== MATERIALS PROVIDED ==
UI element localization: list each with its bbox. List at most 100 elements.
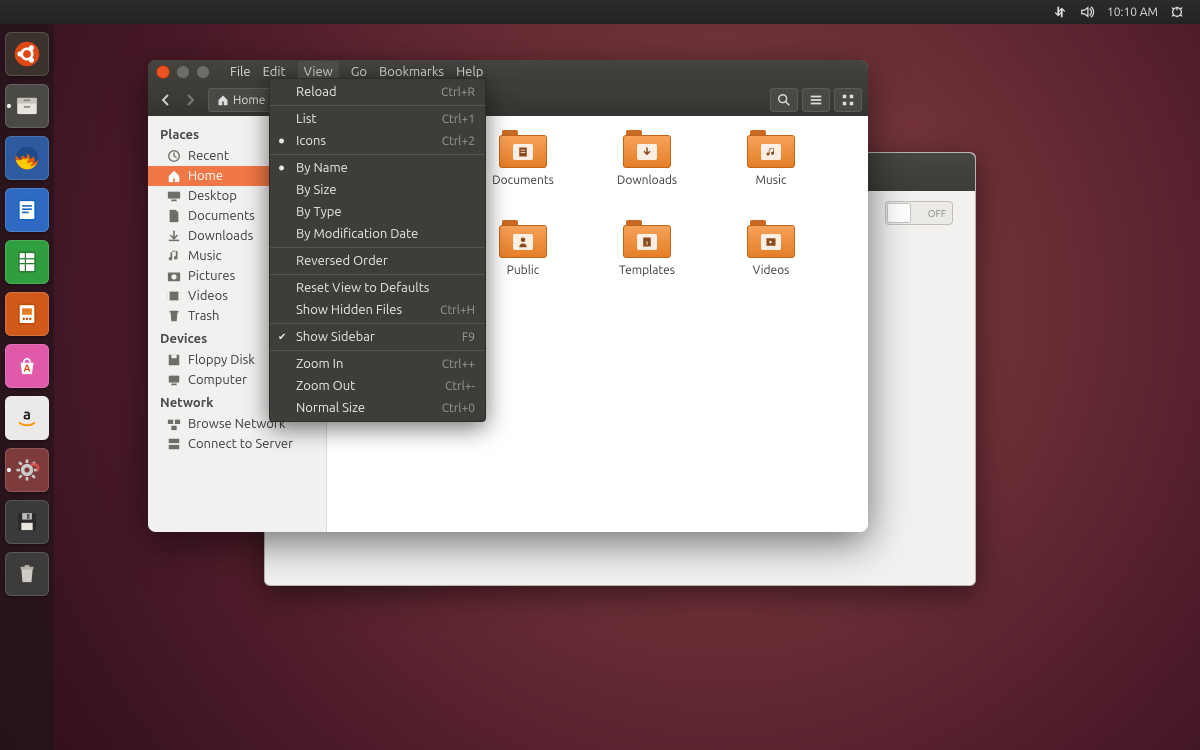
- menu-separator: [270, 154, 485, 155]
- menu-item-show-hidden-files[interactable]: Show Hidden Files Ctrl+H: [270, 299, 485, 321]
- menu-item-accel: Ctrl+2: [442, 135, 475, 148]
- menu-separator: [270, 105, 485, 106]
- menu-item-by-type[interactable]: By Type: [270, 201, 485, 223]
- location-label: Home: [233, 94, 265, 107]
- folder-label: Music: [756, 174, 787, 187]
- launcher-amazon[interactable]: a: [5, 396, 49, 440]
- folder-label: Public: [507, 264, 540, 277]
- launcher-dash[interactable]: [5, 32, 49, 76]
- sidebar-item-connect-to-server[interactable]: Connect to Server: [148, 434, 326, 454]
- menu-item-label: Icons: [296, 134, 326, 148]
- launcher-settings[interactable]: [5, 448, 49, 492]
- menu-item-icons[interactable]: Icons Ctrl+2: [270, 130, 485, 152]
- menu-edit[interactable]: Edit: [263, 65, 286, 79]
- launcher-software[interactable]: A: [5, 344, 49, 388]
- nav-forward-button[interactable]: [179, 89, 201, 111]
- folder-label: Downloads: [617, 174, 677, 187]
- menu-item-accel: Ctrl++: [442, 358, 475, 371]
- home-icon: [166, 168, 182, 184]
- menu-item-label: Reload: [296, 85, 337, 99]
- top-panel: 10:10 AM: [0, 0, 1200, 24]
- minimize-button[interactable]: [176, 65, 190, 79]
- menu-item-by-name[interactable]: By Name: [270, 157, 485, 179]
- menu-item-by-size[interactable]: By Size: [270, 179, 485, 201]
- menu-item-normal-size[interactable]: Normal SizeCtrl+0: [270, 397, 485, 419]
- menu-bookmarks[interactable]: Bookmarks: [379, 65, 444, 79]
- floppy-icon: [166, 352, 182, 368]
- computer-icon: [166, 372, 182, 388]
- network-icon: [166, 416, 182, 432]
- menu-item-reset-view-to-defaults[interactable]: Reset View to Defaults: [270, 277, 485, 299]
- close-button[interactable]: [156, 65, 170, 79]
- menu-item-accel: Ctrl+H: [440, 304, 475, 317]
- trash-icon: [166, 308, 182, 324]
- folder-label: Videos: [753, 264, 790, 277]
- menu-item-accel: F9: [462, 331, 475, 344]
- folder-templates[interactable]: a Templates: [585, 220, 709, 306]
- menu-separator: [270, 247, 485, 248]
- sidebar-item-label: Downloads: [188, 229, 253, 243]
- sidebar-item-label: Videos: [188, 289, 228, 303]
- menu-item-accel: Ctrl+0: [442, 402, 475, 415]
- desktop-icon: [166, 188, 182, 204]
- settings-toggle[interactable]: OFF: [885, 201, 953, 225]
- menu-item-accel: Ctrl+-: [445, 380, 475, 393]
- folder-label: Templates: [619, 264, 675, 277]
- launcher-writer[interactable]: [5, 188, 49, 232]
- network-indicator[interactable]: [1053, 5, 1067, 19]
- search-button[interactable]: [770, 88, 798, 112]
- menu-item-reversed-order[interactable]: Reversed Order: [270, 250, 485, 272]
- sidebar-item-label: Computer: [188, 373, 247, 387]
- menu-help[interactable]: Help: [456, 65, 483, 79]
- menu-item-label: By Size: [296, 183, 337, 197]
- fm-toolbar: Home: [148, 84, 868, 116]
- maximize-button[interactable]: [196, 65, 210, 79]
- sidebar-item-label: Desktop: [188, 189, 237, 203]
- menu-item-zoom-out[interactable]: Zoom OutCtrl+-: [270, 375, 485, 397]
- sidebar-item-label: Pictures: [188, 269, 235, 283]
- view-grid-button[interactable]: [834, 88, 862, 112]
- menu-item-zoom-in[interactable]: Zoom InCtrl++: [270, 353, 485, 375]
- video-icon: [166, 288, 182, 304]
- launcher-trash[interactable]: [5, 552, 49, 596]
- menu-item-reload[interactable]: ReloadCtrl+R: [270, 81, 485, 103]
- launcher-firefox[interactable]: [5, 136, 49, 180]
- launcher-save[interactable]: [5, 500, 49, 544]
- menu-item-by-modification-date[interactable]: By Modification Date: [270, 223, 485, 245]
- sidebar-item-label: Recent: [188, 149, 229, 163]
- music-icon: [166, 248, 182, 264]
- fm-titlebar[interactable]: FileEditViewGoBookmarksHelp: [148, 60, 868, 84]
- menu-go[interactable]: Go: [351, 65, 367, 79]
- folder-downloads[interactable]: Downloads: [585, 130, 709, 216]
- menu-item-label: Show Hidden Files: [296, 303, 402, 317]
- server-icon: [166, 436, 182, 452]
- launcher-impress[interactable]: [5, 292, 49, 336]
- nav-back-button[interactable]: [155, 89, 177, 111]
- sidebar-item-label: Floppy Disk: [188, 353, 255, 367]
- radio-icon: [279, 139, 284, 144]
- folder-videos[interactable]: Videos: [709, 220, 833, 306]
- menu-file[interactable]: File: [230, 65, 251, 79]
- view-list-button[interactable]: [802, 88, 830, 112]
- clock-icon: [166, 148, 182, 164]
- session-indicator[interactable]: [1170, 5, 1184, 19]
- menu-item-label: Show Sidebar: [296, 330, 375, 344]
- menu-item-show-sidebar[interactable]: ✔Show SidebarF9: [270, 326, 485, 348]
- clock[interactable]: 10:10 AM: [1107, 6, 1158, 19]
- sidebar-item-label: Connect to Server: [188, 437, 293, 451]
- launcher-calc[interactable]: [5, 240, 49, 284]
- sidebar-item-label: Home: [188, 169, 223, 183]
- launcher-files[interactable]: [5, 84, 49, 128]
- fm-menubar: FileEditViewGoBookmarksHelp: [224, 65, 489, 79]
- toggle-label: OFF: [928, 208, 946, 219]
- folder-label: Documents: [492, 174, 554, 187]
- menu-item-list[interactable]: ListCtrl+1: [270, 108, 485, 130]
- sound-indicator[interactable]: [1079, 5, 1095, 19]
- location-bar[interactable]: Home: [208, 88, 274, 112]
- folder-music[interactable]: Music: [709, 130, 833, 216]
- menu-item-label: Reset View to Defaults: [296, 281, 429, 295]
- sidebar-item-label: Documents: [188, 209, 255, 223]
- svg-text:a: a: [646, 239, 649, 245]
- menu-separator: [270, 323, 485, 324]
- menu-item-accel: Ctrl+1: [442, 113, 475, 126]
===
DIRECTIVE: Give the material again with every "folder-label" replaced by "directory-label" and nothing else changed. Leave the pictures out of the answer.

EXERCISE ANSWER:
UI element localization: list each with its bbox. List at most 100 elements.
- menu-separator: [270, 154, 485, 155]
- menu-item-show-hidden-files[interactable]: Show Hidden Files Ctrl+H: [270, 299, 485, 321]
- menu-item-accel: Ctrl+2: [442, 135, 475, 148]
- menu-separator: [270, 105, 485, 106]
- menu-item-by-type[interactable]: By Type: [270, 201, 485, 223]
- location-label: Home: [233, 94, 265, 107]
- directory-label: Music: [756, 174, 787, 187]
- launcher-amazon[interactable]: a: [5, 396, 49, 440]
- directory-label: Public: [507, 264, 540, 277]
- launcher-dash[interactable]: [5, 32, 49, 76]
- sidebar-item-connect-to-server[interactable]: Connect to Server: [148, 434, 326, 454]
- menu-item-label: Icons: [296, 134, 326, 148]
- launcher-settings[interactable]: [5, 448, 49, 492]
- menu-item-icons[interactable]: Icons Ctrl+2: [270, 130, 485, 152]
- menu-edit[interactable]: Edit: [263, 65, 286, 79]
- launcher-software[interactable]: A: [5, 344, 49, 388]
- nav-forward-button[interactable]: [179, 89, 201, 111]
- directory-label: Downloads: [617, 174, 677, 187]
- menu-item-accel: Ctrl++: [442, 358, 475, 371]
- home-icon: [166, 168, 182, 184]
- menu-item-label: Reload: [296, 85, 337, 99]
- top-panel: 10:10 AM: [0, 0, 1200, 24]
- minimize-button[interactable]: [176, 65, 190, 79]
- menu-item-by-name[interactable]: By Name: [270, 157, 485, 179]
- menu-item-by-size[interactable]: By Size: [270, 179, 485, 201]
- menu-item-normal-size[interactable]: Normal SizeCtrl+0: [270, 397, 485, 419]
- menu-bookmarks[interactable]: Bookmarks: [379, 65, 444, 79]
- floppy-icon: [166, 352, 182, 368]
- computer-icon: [166, 372, 182, 388]
- network-icon: [166, 416, 182, 432]
- menu-item-reset-view-to-defaults[interactable]: Reset View to Defaults: [270, 277, 485, 299]
- close-button[interactable]: [156, 65, 170, 79]
- menu-item-accel: Ctrl+H: [440, 304, 475, 317]
- trash-icon: [166, 308, 182, 324]
- directory-label: Videos: [753, 264, 790, 277]
- menu-item-accel: F9: [462, 331, 475, 344]
- folder-templates[interactable]: a Templates: [585, 220, 709, 306]
- menu-separator: [270, 247, 485, 248]
- sidebar-item-label: Downloads: [188, 229, 253, 243]
- sidebar-item-label: Videos: [188, 289, 228, 303]
- menu-item-accel: Ctrl+0: [442, 402, 475, 415]
- desktop-icon: [166, 188, 182, 204]
- settings-toggle[interactable]: OFF: [885, 201, 953, 225]
- menu-item-accel: Ctrl+-: [445, 380, 475, 393]
- directory-label: Templates: [619, 264, 675, 277]
- launcher-writer[interactable]: [5, 188, 49, 232]
- network-indicator[interactable]: [1053, 5, 1067, 19]
- search-button[interactable]: [770, 88, 798, 112]
- menu-item-reversed-order[interactable]: Reversed Order: [270, 250, 485, 272]
- sidebar-item-label: Computer: [188, 373, 247, 387]
- menu-help[interactable]: Help: [456, 65, 483, 79]
- menu-item-label: By Size: [296, 183, 337, 197]
- fm-toolbar: Home: [148, 84, 868, 116]
- maximize-button[interactable]: [196, 65, 210, 79]
- sidebar-item-label: Desktop: [188, 189, 237, 203]
- menu-item-zoom-out[interactable]: Zoom OutCtrl+-: [270, 375, 485, 397]
- sidebar-item-label: Pictures: [188, 269, 235, 283]
- view-grid-button[interactable]: [834, 88, 862, 112]
- menu-item-zoom-in[interactable]: Zoom InCtrl++: [270, 353, 485, 375]
- video-icon: [166, 288, 182, 304]
- launcher-trash[interactable]: [5, 552, 49, 596]
- menu-item-reload[interactable]: ReloadCtrl+R: [270, 81, 485, 103]
- launcher-firefox[interactable]: [5, 136, 49, 180]
- launcher-save[interactable]: [5, 500, 49, 544]
- menu-item-by-modification-date[interactable]: By Modification Date: [270, 223, 485, 245]
- sidebar-item-label: Recent: [188, 149, 229, 163]
- music-icon: [166, 248, 182, 264]
- fm-titlebar[interactable]: FileEditViewGoBookmarksHelp: [148, 60, 868, 84]
- menu-go[interactable]: Go: [351, 65, 367, 79]
- folder-downloads[interactable]: Downloads: [585, 130, 709, 216]
- menu-item-label: Show Hidden Files: [296, 303, 402, 317]
- server-icon: [166, 436, 182, 452]
- launcher-impress[interactable]: [5, 292, 49, 336]
- nav-back-button[interactable]: [155, 89, 177, 111]
- sidebar-item-label: Floppy Disk: [188, 353, 255, 367]
- radio-icon: [279, 139, 284, 144]
- folder-videos[interactable]: Videos: [709, 220, 833, 306]
- menu-file[interactable]: File: [230, 65, 251, 79]
- view-list-button[interactable]: [802, 88, 830, 112]
- clock-icon: [166, 148, 182, 164]
- session-indicator[interactable]: [1170, 5, 1184, 19]
- menu-item-label: Show Sidebar: [296, 330, 375, 344]
- menu-item-show-sidebar[interactable]: ✔Show SidebarF9: [270, 326, 485, 348]
- clock[interactable]: 10:10 AM: [1107, 6, 1158, 19]
- sidebar-item-label: Connect to Server: [188, 437, 293, 451]
- launcher-calc[interactable]: [5, 240, 49, 284]
- sidebar-item-label: Home: [188, 169, 223, 183]
- launcher-files[interactable]: [5, 84, 49, 128]
- fm-menubar: FileEditViewGoBookmarksHelp: [224, 65, 489, 79]
- toggle-label: OFF: [928, 208, 946, 219]
- directory-label: Documents: [492, 174, 554, 187]
- menu-item-list[interactable]: ListCtrl+1: [270, 108, 485, 130]
- sound-indicator[interactable]: [1079, 5, 1095, 19]
- location-bar[interactable]: Home: [208, 88, 274, 112]
- folder-music[interactable]: Music: [709, 130, 833, 216]
- menu-item-label: Reset View to Defaults: [296, 281, 429, 295]
- sidebar-item-label: Documents: [188, 209, 255, 223]
- svg-text:a: a: [646, 239, 649, 245]
- menu-separator: [270, 323, 485, 324]
- menu-item-accel: Ctrl+1: [442, 113, 475, 126]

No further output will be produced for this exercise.